Start of Information given

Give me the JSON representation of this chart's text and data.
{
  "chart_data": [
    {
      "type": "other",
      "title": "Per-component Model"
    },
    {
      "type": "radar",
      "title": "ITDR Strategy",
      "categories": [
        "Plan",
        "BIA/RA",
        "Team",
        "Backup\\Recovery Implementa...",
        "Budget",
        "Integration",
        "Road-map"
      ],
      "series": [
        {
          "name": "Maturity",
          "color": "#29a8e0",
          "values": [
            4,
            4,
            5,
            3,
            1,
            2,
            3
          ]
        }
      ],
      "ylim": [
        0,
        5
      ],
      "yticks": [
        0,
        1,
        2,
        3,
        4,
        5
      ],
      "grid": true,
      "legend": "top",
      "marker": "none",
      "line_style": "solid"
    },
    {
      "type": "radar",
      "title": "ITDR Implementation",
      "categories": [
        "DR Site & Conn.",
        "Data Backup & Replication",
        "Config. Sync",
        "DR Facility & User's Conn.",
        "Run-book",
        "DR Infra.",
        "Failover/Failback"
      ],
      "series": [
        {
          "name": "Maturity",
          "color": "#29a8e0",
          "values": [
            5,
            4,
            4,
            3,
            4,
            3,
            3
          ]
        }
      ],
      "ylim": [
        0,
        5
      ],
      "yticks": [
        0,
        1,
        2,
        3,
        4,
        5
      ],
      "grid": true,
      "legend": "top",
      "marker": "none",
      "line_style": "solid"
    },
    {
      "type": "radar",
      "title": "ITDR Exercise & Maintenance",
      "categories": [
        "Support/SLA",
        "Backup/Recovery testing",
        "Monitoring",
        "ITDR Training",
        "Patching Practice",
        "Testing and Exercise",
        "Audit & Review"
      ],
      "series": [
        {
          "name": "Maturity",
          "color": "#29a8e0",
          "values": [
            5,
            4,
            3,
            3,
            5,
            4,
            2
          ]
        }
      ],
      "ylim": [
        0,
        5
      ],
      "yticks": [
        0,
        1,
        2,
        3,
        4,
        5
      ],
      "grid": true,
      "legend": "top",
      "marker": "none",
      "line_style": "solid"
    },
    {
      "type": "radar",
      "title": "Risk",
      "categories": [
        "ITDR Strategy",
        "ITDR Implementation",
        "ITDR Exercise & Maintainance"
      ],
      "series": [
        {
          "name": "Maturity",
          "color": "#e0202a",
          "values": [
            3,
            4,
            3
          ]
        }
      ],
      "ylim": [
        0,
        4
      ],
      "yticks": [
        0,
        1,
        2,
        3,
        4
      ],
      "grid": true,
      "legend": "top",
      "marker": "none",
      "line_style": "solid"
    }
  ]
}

End of Information given
Start of Information given

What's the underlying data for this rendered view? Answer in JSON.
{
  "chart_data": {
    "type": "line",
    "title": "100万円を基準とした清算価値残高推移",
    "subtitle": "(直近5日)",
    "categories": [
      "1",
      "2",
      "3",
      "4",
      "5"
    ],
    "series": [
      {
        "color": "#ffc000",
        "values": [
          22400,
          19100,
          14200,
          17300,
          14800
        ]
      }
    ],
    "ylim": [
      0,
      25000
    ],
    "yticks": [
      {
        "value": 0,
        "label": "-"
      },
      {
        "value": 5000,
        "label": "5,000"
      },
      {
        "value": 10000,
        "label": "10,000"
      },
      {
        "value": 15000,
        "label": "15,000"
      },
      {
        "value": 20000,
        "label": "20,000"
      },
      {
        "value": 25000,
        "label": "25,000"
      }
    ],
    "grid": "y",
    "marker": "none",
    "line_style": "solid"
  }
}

End of Information given

> Instruction: Pull out every line above that holds the word "this".

> Complete response:
Give me the JSON representation of this chart's text and data.
What's the underlying data for this rendered view? Answer in JSON.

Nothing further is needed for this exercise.